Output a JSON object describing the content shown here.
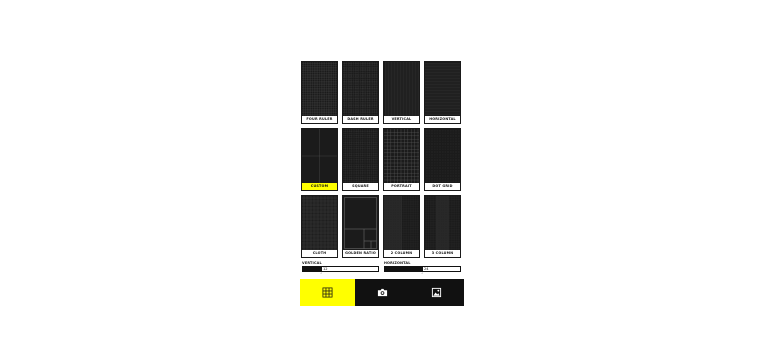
{
  "grids": [
    {
      "label": "FOUR RULER",
      "pattern": "fine",
      "selected": false
    },
    {
      "label": "DASH RULER",
      "pattern": "fine-dash",
      "selected": false
    },
    {
      "label": "VERTICAL",
      "pattern": "vertical",
      "selected": false
    },
    {
      "label": "HORIZONTAL",
      "pattern": "horizontal",
      "selected": false
    },
    {
      "label": "CUSTOM",
      "pattern": "thirds",
      "selected": true
    },
    {
      "label": "SQUARE",
      "pattern": "square",
      "selected": false
    },
    {
      "label": "PORTRAIT",
      "pattern": "portrait",
      "selected": false
    },
    {
      "label": "DOT GRID",
      "pattern": "dots",
      "selected": false
    },
    {
      "label": "CLOTH",
      "pattern": "cloth",
      "selected": false
    },
    {
      "label": "GOLDEN RATIO",
      "pattern": "golden",
      "selected": false
    },
    {
      "label": "2 COLUMN",
      "pattern": "two-col",
      "selected": false
    },
    {
      "label": "3 COLUMN",
      "pattern": "three-col",
      "selected": false
    }
  ],
  "sliders": {
    "vertical": {
      "label": "VERTICAL",
      "value": "12",
      "fraction": 0.25
    },
    "horizontal": {
      "label": "HORIZONTAL",
      "value": "24",
      "fraction": 0.5
    }
  },
  "tabs": [
    {
      "name": "grid-icon",
      "active": true
    },
    {
      "name": "camera-icon",
      "active": false
    },
    {
      "name": "gallery-icon",
      "active": false
    }
  ],
  "colors": {
    "accent": "#ffff00",
    "dark": "#1b1b1b",
    "line": "#5a5a5a"
  }
}
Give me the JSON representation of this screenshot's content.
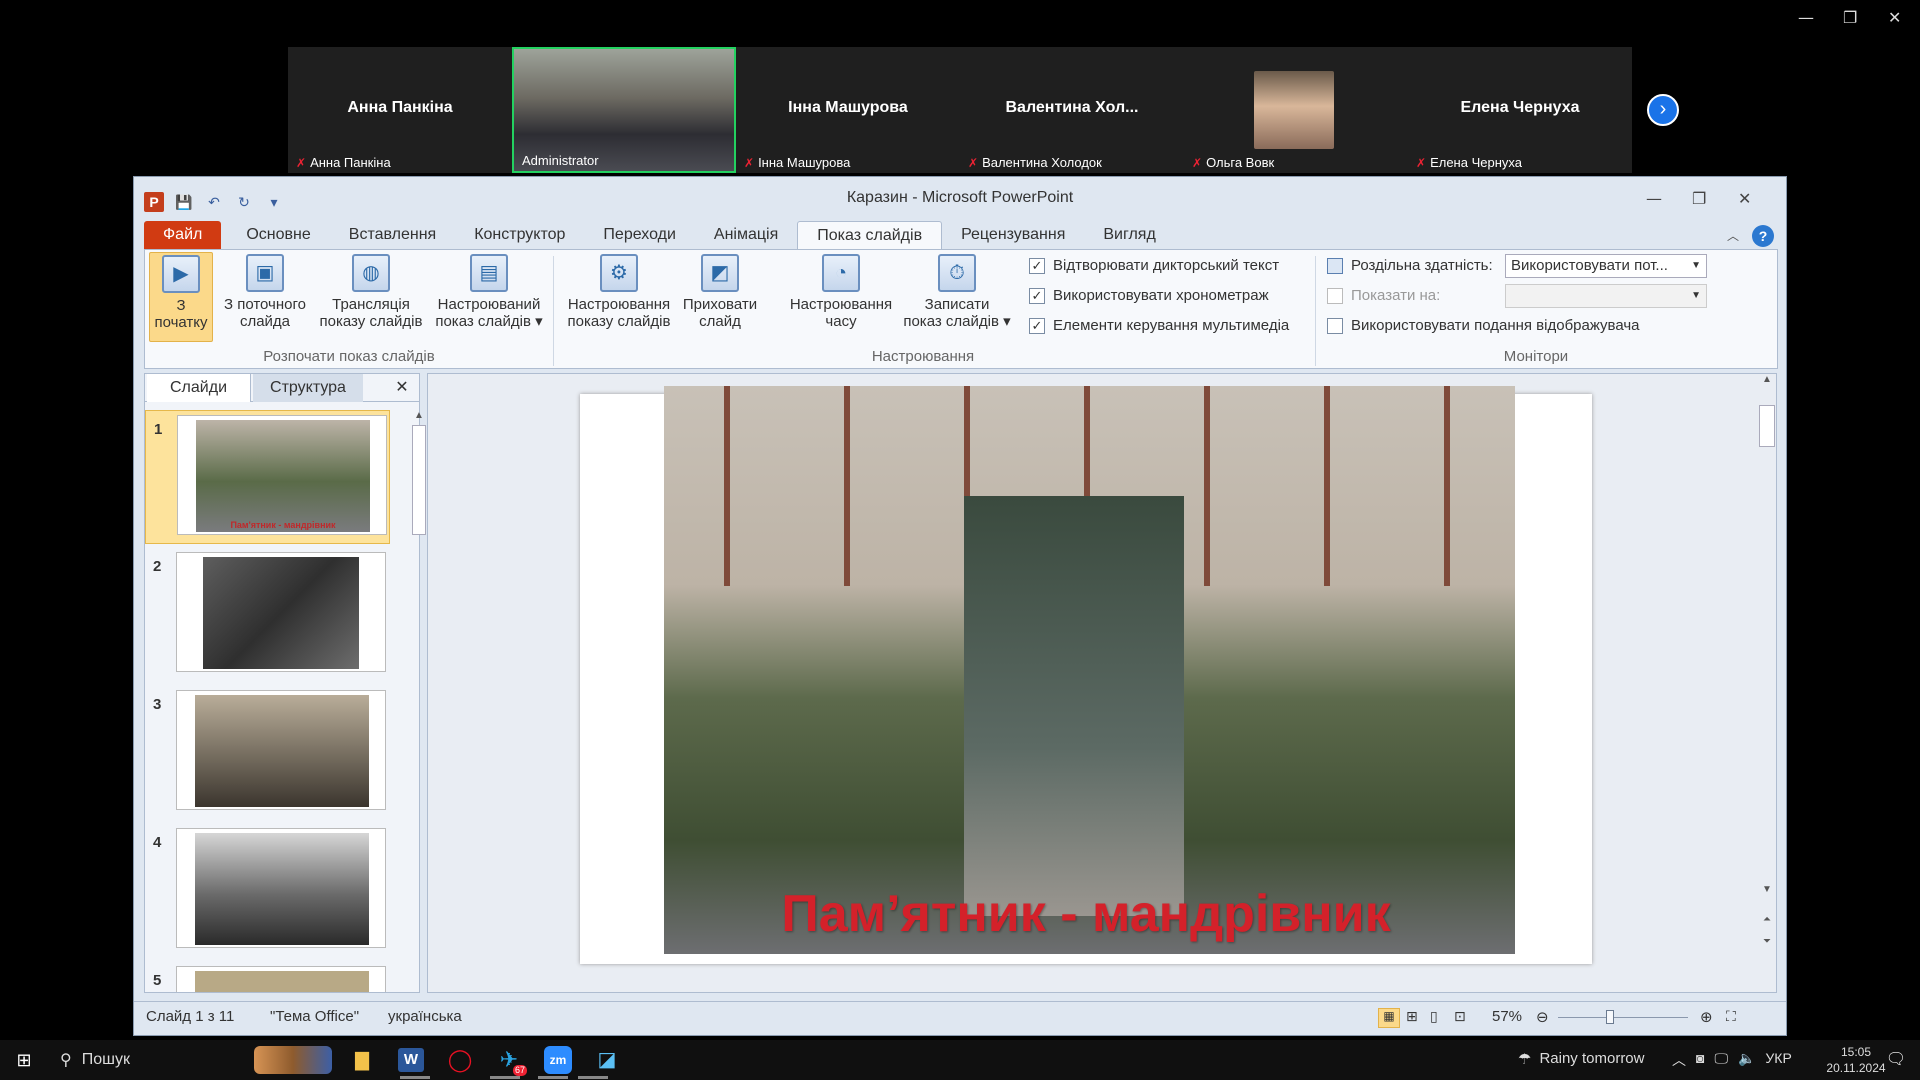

- [DIRECTIONS]: Give back all entries exactly. No pictures belong in the copy.

- [TASK RESULT]:
Output a JSON object describing the content shown here.
{
  "grids": [
    {
      "label": "FOUR RULER",
      "pattern": "fine",
      "selected": false
    },
    {
      "label": "DASH RULER",
      "pattern": "fine-dash",
      "selected": false
    },
    {
      "label": "VERTICAL",
      "pattern": "vertical",
      "selected": false
    },
    {
      "label": "HORIZONTAL",
      "pattern": "horizontal",
      "selected": false
    },
    {
      "label": "CUSTOM",
      "pattern": "thirds",
      "selected": true
    },
    {
      "label": "SQUARE",
      "pattern": "square",
      "selected": false
    },
    {
      "label": "PORTRAIT",
      "pattern": "portrait",
      "selected": false
    },
    {
      "label": "DOT GRID",
      "pattern": "dots",
      "selected": false
    },
    {
      "label": "CLOTH",
      "pattern": "cloth",
      "selected": false
    },
    {
      "label": "GOLDEN RATIO",
      "pattern": "golden",
      "selected": false
    },
    {
      "label": "2 COLUMN",
      "pattern": "two-col",
      "selected": false
    },
    {
      "label": "3 COLUMN",
      "pattern": "three-col",
      "selected": false
    }
  ],
  "sliders": {
    "vertical": {
      "label": "VERTICAL",
      "value": "12",
      "fraction": 0.25
    },
    "horizontal": {
      "label": "HORIZONTAL",
      "value": "24",
      "fraction": 0.5
    }
  },
  "tabs": [
    {
      "name": "grid-icon",
      "active": true
    },
    {
      "name": "camera-icon",
      "active": false
    },
    {
      "name": "gallery-icon",
      "active": false
    }
  ],
  "colors": {
    "accent": "#ffff00",
    "dark": "#1b1b1b",
    "line": "#5a5a5a"
  }
}
Give me the JSON representation of this screenshot's content.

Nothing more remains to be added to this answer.